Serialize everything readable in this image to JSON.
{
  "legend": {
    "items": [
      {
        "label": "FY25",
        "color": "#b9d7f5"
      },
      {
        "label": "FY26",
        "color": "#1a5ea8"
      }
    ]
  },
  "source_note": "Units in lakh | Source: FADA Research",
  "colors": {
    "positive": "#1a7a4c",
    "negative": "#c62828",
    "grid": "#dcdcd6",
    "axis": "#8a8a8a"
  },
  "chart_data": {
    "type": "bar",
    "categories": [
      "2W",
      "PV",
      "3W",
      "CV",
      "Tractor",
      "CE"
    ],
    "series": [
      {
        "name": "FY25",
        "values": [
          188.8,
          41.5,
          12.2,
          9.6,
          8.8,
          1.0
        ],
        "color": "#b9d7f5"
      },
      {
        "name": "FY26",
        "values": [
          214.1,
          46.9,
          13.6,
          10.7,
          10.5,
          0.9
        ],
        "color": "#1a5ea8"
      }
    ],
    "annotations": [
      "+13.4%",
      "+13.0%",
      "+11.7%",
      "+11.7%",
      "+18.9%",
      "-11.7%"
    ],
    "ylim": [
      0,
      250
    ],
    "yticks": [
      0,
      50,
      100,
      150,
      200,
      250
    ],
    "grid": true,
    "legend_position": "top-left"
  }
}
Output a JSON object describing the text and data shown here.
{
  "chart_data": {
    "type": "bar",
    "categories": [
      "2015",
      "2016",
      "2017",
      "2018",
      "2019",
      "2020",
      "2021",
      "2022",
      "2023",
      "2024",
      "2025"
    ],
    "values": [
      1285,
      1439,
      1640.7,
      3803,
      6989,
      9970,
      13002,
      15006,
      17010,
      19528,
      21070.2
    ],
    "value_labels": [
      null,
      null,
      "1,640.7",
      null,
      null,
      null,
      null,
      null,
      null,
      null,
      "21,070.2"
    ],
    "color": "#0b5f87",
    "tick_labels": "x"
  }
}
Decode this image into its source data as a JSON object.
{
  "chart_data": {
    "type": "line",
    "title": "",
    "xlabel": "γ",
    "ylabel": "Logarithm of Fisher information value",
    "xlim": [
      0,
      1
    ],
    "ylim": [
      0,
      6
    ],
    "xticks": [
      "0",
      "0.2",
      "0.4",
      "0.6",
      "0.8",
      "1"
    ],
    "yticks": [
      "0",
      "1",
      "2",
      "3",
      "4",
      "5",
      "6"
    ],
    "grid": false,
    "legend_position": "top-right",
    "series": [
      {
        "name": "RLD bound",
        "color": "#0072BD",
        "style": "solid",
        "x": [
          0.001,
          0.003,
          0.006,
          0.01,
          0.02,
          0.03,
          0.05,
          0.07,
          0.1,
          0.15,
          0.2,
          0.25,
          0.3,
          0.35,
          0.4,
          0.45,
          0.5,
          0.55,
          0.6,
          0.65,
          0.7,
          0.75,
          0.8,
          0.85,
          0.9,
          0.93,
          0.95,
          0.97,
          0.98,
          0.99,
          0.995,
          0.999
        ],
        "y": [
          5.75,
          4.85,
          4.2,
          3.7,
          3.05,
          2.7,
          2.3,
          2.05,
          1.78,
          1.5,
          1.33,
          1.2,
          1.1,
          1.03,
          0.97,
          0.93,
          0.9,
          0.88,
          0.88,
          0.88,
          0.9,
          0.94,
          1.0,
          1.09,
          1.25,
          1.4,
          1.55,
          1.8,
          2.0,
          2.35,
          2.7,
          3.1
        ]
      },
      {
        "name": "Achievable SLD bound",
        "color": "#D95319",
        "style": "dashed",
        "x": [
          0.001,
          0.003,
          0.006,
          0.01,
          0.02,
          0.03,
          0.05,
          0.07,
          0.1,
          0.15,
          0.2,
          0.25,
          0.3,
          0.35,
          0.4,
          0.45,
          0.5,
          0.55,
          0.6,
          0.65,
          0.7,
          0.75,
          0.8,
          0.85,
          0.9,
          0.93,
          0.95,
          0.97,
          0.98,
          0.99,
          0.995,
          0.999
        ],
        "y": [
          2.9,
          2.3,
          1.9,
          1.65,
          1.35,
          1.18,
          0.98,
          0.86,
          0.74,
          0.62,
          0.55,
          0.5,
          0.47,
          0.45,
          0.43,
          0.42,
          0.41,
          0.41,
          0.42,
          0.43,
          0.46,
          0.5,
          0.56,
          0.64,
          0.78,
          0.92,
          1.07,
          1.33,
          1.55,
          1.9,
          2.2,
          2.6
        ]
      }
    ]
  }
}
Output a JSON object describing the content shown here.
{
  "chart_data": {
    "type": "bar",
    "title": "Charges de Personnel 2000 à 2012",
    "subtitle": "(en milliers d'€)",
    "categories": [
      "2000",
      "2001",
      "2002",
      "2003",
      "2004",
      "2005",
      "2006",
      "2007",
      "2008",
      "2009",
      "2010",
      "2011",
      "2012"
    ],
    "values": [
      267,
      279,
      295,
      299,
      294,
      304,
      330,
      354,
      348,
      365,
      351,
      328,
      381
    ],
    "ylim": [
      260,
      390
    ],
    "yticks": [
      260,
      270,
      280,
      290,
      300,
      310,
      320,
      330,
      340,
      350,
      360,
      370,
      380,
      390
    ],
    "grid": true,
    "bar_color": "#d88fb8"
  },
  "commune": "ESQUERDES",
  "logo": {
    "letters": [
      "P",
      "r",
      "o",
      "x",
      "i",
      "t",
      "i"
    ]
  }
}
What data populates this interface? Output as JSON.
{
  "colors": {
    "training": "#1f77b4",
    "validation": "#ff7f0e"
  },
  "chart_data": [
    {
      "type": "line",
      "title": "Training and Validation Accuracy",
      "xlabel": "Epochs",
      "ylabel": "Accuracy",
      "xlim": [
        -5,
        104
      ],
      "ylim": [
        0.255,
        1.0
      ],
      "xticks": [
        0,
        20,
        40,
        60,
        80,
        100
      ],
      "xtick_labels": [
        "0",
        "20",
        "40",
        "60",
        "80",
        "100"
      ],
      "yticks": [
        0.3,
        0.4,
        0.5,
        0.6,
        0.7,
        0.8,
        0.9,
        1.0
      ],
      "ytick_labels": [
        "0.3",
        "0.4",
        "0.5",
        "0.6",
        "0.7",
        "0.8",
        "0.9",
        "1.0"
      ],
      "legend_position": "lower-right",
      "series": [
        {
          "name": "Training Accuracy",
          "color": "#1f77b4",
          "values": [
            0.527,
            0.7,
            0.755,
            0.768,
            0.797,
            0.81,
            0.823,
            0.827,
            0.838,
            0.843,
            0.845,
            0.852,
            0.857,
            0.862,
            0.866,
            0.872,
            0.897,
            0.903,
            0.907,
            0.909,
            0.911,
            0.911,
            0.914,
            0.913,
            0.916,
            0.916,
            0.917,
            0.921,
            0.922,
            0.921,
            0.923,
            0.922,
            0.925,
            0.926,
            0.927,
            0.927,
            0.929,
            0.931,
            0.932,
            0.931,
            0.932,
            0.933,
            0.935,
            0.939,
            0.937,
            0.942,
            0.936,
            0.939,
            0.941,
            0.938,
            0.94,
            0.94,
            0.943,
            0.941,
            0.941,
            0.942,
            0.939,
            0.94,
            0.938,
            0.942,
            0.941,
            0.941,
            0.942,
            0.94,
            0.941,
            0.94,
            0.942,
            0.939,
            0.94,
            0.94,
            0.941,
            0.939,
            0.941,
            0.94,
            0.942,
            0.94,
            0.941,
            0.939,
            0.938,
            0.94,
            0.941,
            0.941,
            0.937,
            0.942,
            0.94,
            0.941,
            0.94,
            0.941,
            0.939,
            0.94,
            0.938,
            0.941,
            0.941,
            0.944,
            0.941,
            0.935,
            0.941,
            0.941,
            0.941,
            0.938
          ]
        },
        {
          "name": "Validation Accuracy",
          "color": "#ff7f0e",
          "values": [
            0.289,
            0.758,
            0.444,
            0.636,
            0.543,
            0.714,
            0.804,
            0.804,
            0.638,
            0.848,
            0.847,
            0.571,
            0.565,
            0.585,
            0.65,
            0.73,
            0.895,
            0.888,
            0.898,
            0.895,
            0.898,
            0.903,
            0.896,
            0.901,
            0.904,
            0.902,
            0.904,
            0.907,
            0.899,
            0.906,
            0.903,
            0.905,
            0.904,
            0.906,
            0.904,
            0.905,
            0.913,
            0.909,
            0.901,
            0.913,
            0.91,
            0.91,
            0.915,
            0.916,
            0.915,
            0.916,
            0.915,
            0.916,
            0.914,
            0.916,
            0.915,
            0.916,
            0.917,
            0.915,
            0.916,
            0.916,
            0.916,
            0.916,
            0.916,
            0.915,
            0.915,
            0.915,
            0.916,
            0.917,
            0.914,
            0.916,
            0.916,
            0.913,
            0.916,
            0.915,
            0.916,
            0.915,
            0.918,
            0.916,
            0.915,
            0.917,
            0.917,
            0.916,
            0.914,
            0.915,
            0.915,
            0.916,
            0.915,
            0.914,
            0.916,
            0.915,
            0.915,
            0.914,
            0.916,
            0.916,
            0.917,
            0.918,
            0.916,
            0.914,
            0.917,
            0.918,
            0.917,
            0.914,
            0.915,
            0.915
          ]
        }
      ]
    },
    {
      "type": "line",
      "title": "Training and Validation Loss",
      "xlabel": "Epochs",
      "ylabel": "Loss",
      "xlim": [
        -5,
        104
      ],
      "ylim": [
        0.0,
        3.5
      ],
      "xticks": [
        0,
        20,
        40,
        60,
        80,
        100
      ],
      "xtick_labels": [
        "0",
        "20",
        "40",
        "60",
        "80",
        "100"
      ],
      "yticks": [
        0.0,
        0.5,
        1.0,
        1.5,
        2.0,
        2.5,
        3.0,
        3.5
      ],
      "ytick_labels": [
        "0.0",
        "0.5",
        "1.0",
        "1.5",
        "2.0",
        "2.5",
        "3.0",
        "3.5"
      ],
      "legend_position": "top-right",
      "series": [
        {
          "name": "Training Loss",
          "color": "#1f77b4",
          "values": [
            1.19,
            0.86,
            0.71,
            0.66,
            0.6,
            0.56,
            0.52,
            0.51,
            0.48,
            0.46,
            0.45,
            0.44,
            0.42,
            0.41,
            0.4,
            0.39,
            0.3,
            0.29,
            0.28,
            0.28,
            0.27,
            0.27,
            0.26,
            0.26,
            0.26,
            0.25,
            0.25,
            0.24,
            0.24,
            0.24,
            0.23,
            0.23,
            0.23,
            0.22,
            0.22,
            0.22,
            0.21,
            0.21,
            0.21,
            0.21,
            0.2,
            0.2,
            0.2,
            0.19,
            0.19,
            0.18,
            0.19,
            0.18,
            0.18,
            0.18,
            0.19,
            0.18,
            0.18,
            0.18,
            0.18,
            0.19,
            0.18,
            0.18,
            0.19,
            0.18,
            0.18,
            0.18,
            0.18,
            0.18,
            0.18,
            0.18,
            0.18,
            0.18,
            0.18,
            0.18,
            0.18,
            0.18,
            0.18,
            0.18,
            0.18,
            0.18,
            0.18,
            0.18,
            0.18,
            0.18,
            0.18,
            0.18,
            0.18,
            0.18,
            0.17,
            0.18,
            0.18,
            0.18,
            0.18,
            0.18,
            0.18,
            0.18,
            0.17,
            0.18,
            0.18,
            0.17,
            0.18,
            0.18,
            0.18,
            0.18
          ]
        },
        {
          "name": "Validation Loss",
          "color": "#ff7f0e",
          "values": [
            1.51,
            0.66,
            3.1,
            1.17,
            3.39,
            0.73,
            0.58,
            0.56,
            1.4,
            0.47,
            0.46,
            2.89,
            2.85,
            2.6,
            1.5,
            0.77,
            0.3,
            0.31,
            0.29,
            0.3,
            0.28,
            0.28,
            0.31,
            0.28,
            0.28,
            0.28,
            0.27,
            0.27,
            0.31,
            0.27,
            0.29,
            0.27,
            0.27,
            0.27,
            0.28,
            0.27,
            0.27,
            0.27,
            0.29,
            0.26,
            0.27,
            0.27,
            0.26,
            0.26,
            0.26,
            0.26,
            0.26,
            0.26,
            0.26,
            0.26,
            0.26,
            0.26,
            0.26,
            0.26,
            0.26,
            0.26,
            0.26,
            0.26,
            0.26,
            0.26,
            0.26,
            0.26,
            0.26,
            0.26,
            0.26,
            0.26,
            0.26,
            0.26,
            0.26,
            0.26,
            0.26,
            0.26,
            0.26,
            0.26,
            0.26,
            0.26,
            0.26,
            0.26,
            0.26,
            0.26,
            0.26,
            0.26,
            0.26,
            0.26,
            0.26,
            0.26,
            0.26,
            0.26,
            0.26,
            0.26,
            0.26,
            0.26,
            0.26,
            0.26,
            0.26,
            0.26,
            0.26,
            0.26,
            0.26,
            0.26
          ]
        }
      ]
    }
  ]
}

※ ※ ※

Written task ▸ Filter the listing above for the string "bound" and copy every matching line.

Written answer ▸
        "name": "RLD bound",
        "name": "Achievable SLD bound",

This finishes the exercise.